▸ **What is needed**
Repeat the listing below in full, exactly as it stands.

+ + + + + + +

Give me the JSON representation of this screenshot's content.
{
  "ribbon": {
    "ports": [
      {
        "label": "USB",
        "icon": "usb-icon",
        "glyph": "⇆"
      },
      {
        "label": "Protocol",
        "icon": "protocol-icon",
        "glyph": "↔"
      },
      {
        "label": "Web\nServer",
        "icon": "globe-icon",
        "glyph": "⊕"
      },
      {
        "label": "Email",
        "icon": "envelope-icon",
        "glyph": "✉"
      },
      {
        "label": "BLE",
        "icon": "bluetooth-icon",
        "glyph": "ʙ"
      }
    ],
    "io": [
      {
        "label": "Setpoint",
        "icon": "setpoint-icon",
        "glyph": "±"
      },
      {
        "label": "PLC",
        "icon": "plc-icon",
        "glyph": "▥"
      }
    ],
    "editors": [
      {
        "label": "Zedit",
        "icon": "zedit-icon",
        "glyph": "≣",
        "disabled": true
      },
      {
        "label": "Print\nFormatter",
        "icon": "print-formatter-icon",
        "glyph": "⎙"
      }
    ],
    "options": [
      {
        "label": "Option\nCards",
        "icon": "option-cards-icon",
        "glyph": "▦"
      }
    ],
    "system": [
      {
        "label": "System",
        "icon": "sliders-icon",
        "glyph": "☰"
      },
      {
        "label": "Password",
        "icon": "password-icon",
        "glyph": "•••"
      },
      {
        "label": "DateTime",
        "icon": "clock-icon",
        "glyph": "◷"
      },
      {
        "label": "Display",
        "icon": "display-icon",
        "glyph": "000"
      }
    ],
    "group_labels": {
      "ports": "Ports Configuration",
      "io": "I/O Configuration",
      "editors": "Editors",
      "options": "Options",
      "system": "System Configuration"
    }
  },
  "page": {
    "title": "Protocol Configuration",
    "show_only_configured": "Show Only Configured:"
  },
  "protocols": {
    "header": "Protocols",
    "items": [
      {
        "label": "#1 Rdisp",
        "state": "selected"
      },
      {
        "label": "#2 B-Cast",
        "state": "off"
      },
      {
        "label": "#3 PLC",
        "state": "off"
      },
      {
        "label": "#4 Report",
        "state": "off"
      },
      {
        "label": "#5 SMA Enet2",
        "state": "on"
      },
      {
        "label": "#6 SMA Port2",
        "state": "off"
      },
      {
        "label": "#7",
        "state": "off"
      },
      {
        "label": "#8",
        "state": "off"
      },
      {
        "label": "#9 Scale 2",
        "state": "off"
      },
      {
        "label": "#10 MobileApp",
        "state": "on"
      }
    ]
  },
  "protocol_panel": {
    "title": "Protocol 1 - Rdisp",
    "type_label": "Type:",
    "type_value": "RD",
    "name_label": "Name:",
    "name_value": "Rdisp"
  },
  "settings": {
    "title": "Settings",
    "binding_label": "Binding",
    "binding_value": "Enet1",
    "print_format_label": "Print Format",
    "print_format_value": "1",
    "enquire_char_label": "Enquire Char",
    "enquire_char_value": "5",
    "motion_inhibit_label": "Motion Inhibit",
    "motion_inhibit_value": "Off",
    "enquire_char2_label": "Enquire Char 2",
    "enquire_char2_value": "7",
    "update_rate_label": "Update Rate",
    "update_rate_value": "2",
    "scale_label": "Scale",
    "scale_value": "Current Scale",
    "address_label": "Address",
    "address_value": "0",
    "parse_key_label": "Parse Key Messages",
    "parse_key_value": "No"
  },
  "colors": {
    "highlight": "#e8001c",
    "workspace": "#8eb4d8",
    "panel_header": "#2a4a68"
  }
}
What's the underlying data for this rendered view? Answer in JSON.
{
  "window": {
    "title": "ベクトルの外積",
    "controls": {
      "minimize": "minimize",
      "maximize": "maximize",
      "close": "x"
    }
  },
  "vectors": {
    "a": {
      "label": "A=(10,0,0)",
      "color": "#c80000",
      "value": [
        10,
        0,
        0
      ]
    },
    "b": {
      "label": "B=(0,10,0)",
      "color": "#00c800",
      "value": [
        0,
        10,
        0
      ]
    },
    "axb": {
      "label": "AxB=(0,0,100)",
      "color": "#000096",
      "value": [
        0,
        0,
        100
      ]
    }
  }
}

+ + + + + + +

▸ **Response to this task**
Give me the JSON representation of this screenshot's content.
{
  "ribbon": {
    "ports": [
      {
        "label": "USB",
        "icon": "usb-icon",
        "glyph": "⇆"
      },
      {
        "label": "Protocol",
        "icon": "protocol-icon",
        "glyph": "↔"
      },
      {
        "label": "Web\nServer",
        "icon": "globe-icon",
        "glyph": "⊕"
      },
      {
        "label": "Email",
        "icon": "envelope-icon",
        "glyph": "✉"
      },
      {
        "label": "BLE",
        "icon": "bluetooth-icon",
        "glyph": "ʙ"
      }
    ],
    "io": [
      {
        "label": "Setpoint",
        "icon": "setpoint-icon",
        "glyph": "±"
      },
      {
        "label": "PLC",
        "icon": "plc-icon",
        "glyph": "▥"
      }
    ],
    "editors": [
      {
        "label": "Zedit",
        "icon": "zedit-icon",
        "glyph": "≣",
        "disabled": true
      },
      {
        "label": "Print\nFormatter",
        "icon": "print-formatter-icon",
        "glyph": "⎙"
      }
    ],
    "options": [
      {
        "label": "Option\nCards",
        "icon": "option-cards-icon",
        "glyph": "▦"
      }
    ],
    "system": [
      {
        "label": "System",
        "icon": "sliders-icon",
        "glyph": "☰"
      },
      {
        "label": "Password",
        "icon": "password-icon",
        "glyph": "•••"
      },
      {
        "label": "DateTime",
        "icon": "clock-icon",
        "glyph": "◷"
      },
      {
        "label": "Display",
        "icon": "display-icon",
        "glyph": "000"
      }
    ],
    "group_labels": {
      "ports": "Ports Configuration",
      "io": "I/O Configuration",
      "editors": "Editors",
      "options": "Options",
      "system": "System Configuration"
    }
  },
  "page": {
    "title": "Protocol Configuration",
    "show_only_configured": "Show Only Configured:"
  },
  "protocols": {
    "header": "Protocols",
    "items": [
      {
        "label": "#1 Rdisp",
        "state": "selected"
      },
      {
        "label": "#2 B-Cast",
        "state": "off"
      },
      {
        "label": "#3 PLC",
        "state": "off"
      },
      {
        "label": "#4 Report",
        "state": "off"
      },
      {
        "label": "#5 SMA Enet2",
        "state": "on"
      },
      {
        "label": "#6 SMA Port2",
        "state": "off"
      },
      {
        "label": "#7",
        "state": "off"
      },
      {
        "label": "#8",
        "state": "off"
      },
      {
        "label": "#9 Scale 2",
        "state": "off"
      },
      {
        "label": "#10 MobileApp",
        "state": "on"
      }
    ]
  },
  "protocol_panel": {
    "title": "Protocol 1 - Rdisp",
    "type_label": "Type:",
    "type_value": "RD",
    "name_label": "Name:",
    "name_value": "Rdisp"
  },
  "settings": {
    "title": "Settings",
    "binding_label": "Binding",
    "binding_value": "Enet1",
    "print_format_label": "Print Format",
    "print_format_value": "1",
    "enquire_char_label": "Enquire Char",
    "enquire_char_value": "5",
    "motion_inhibit_label": "Motion Inhibit",
    "motion_inhibit_value": "Off",
    "enquire_char2_label": "Enquire Char 2",
    "enquire_char2_value": "7",
    "update_rate_label": "Update Rate",
    "update_rate_value": "2",
    "scale_label": "Scale",
    "scale_value": "Current Scale",
    "address_label": "Address",
    "address_value": "0",
    "parse_key_label": "Parse Key Messages",
    "parse_key_value": "No"
  },
  "colors": {
    "highlight": "#e8001c",
    "workspace": "#8eb4d8",
    "panel_header": "#2a4a68"
  }
}
What's the underlying data for this rendered view? Answer in JSON.
{
  "window": {
    "title": "ベクトルの外積",
    "controls": {
      "minimize": "minimize",
      "maximize": "maximize",
      "close": "x"
    }
  },
  "vectors": {
    "a": {
      "label": "A=(10,0,0)",
      "color": "#c80000",
      "value": [
        10,
        0,
        0
      ]
    },
    "b": {
      "label": "B=(0,10,0)",
      "color": "#00c800",
      "value": [
        0,
        10,
        0
      ]
    },
    "axb": {
      "label": "AxB=(0,0,100)",
      "color": "#000096",
      "value": [
        0,
        0,
        100
      ]
    }
  }
}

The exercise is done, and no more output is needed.